Tanto rumore per nulla. Doveva essere la mega-partita della stagione, e invece si avvicina di più alla Corazzata Potemkin secondo Fantozzi. Come spesso capita le attese esagerate si traducono in una delusione. Nulla da spartire con la ricchezza di contenuti della gara d’andata: l’Inter passa (meritatamente) con una strategia difensiva che rimanda al Paleolitico, evidente già da prima della (giusta) espulsione di Motta; il Barça trascorre novanta minuti al limite dell’area avversaria, in una situazione che nemmeno nei suoi sogni più umidi, con i primi passaggi stra-sicuri, con Xavi libero di decidere fronte alla porta, con opzioni di passaggio facili, continuità di manovra e ampiezza quanta ne vuoi, percentuali di possesso-palla disumane, avversario in inferiorità numerica, uno stadio colmo di entusiasmo… tutto l’armamentario possibile e immaginabile, ma a conti fatti ne sono uscite fuori solo un paio di occasioni e un assedio finale soltanto negli ultimi 10 minuti, quando il gol di Piqué ha risvegliato speranze parse sopite dopo già un’ora, per quanto ciò possa sembrare paradossale in un contesto tutto a favore del Barça. Roba da matti.

▸ **Dati**:
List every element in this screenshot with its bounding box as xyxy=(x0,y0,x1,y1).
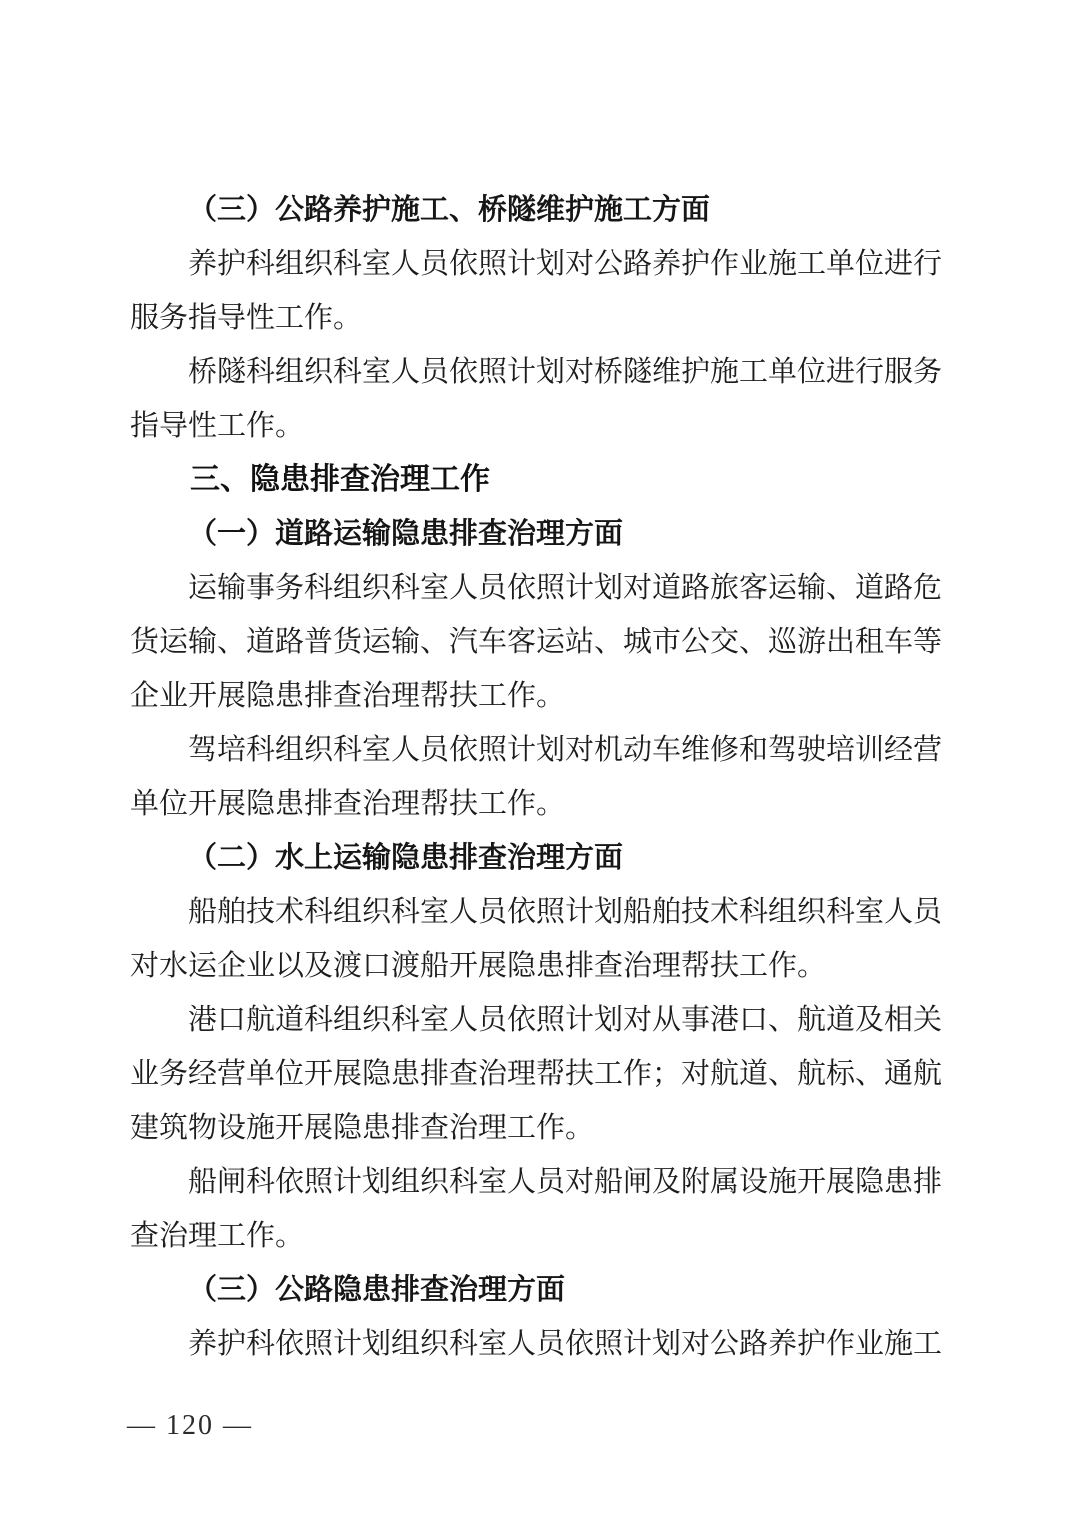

...

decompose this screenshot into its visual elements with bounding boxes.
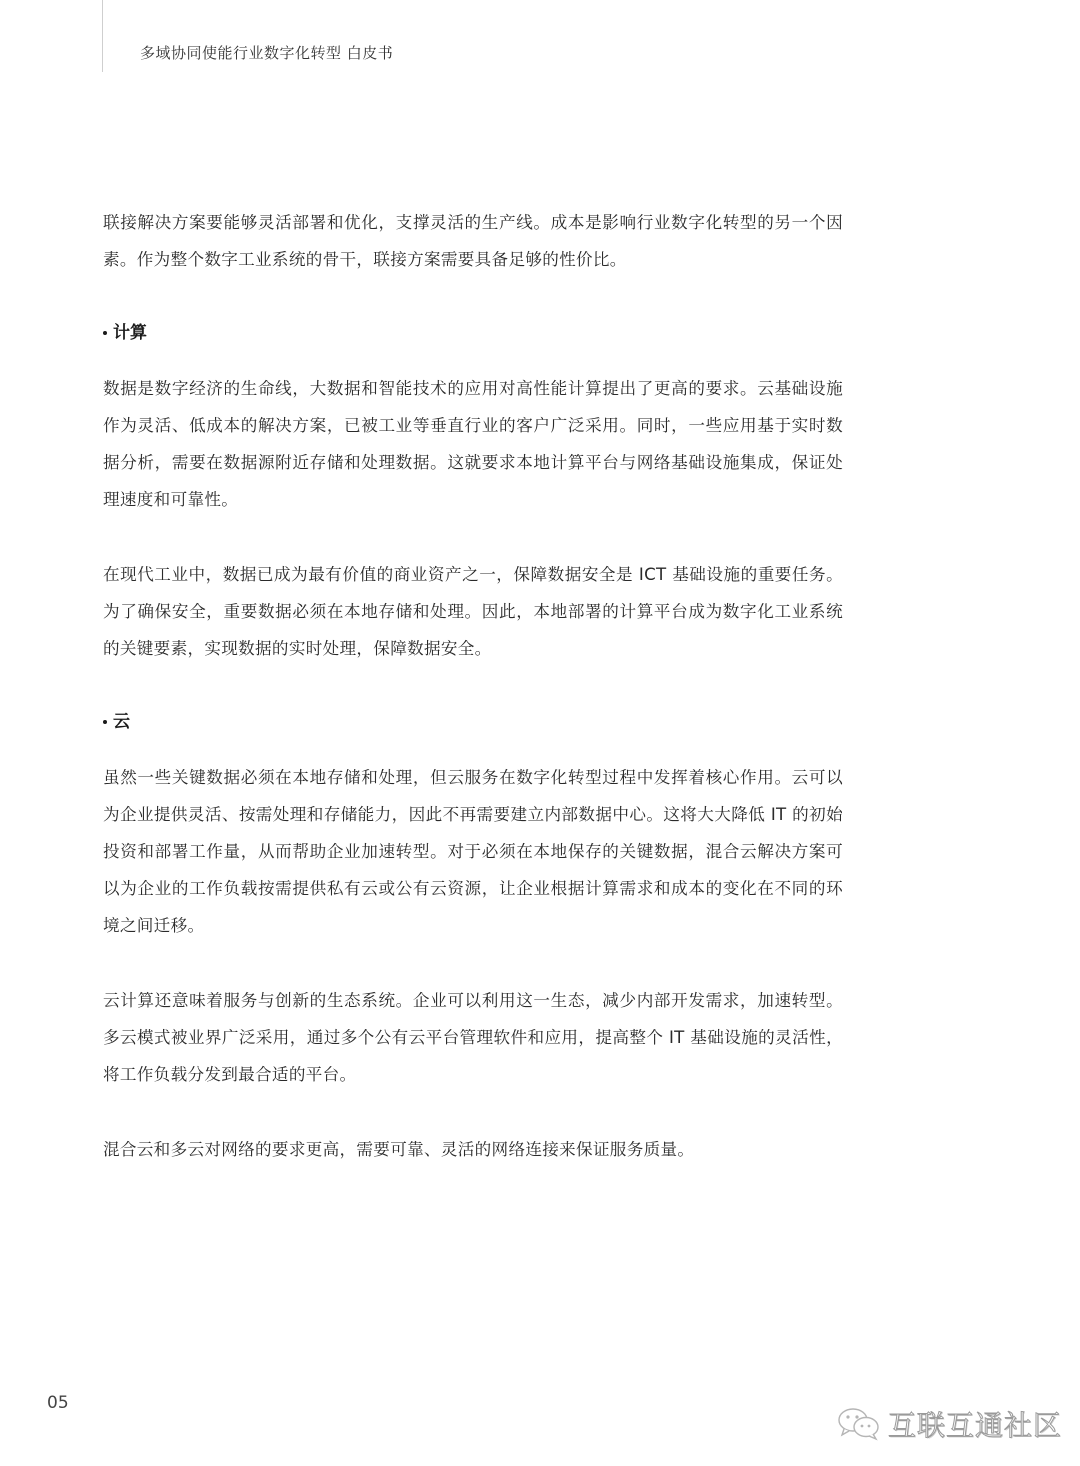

▸ **Obiettivo dell'esercizio**:
Prosegui il commento sulla partita tra Inter e Barça del testo selezionato, scrivendo il seguito a partire dalla sua ultima frase.

▸ **Risultato dell'esercizio**:
Guardiola l’aveva preparata bene, superando stavolta Mourinho nel confronto tattico, aiutato anche dall’emergenza che ha costretto il tecnico portoghese a sostituire l’infortunato Pandev con Chivu, improvvisato esterno alto che qualche metro al Barça lo regala per forza.
Due mosse fondamentali di Pep: Yaya Touré arretrato in difesa, come centrale destro in una linea spesso a tre (Piqué al centro, Milito un po’ terzino, un po’ centrale sinistro, a seconda dell’azione); Pedro largo a sinistra invece che a destra. Gli obiettivi sono i seguenti: quello consueto di liberare Messi fra le linee, ma al tempo stesso senza lasciare scoperta nessuna delle due fasce all’azione di rimessa interista; in difesa invece, avere una superiorità facile all’inizio della fase di possesso, e al tempo stesso avere giocatori più pronti alla copertura e alla chiusura laterale in caso di contropiede avversario.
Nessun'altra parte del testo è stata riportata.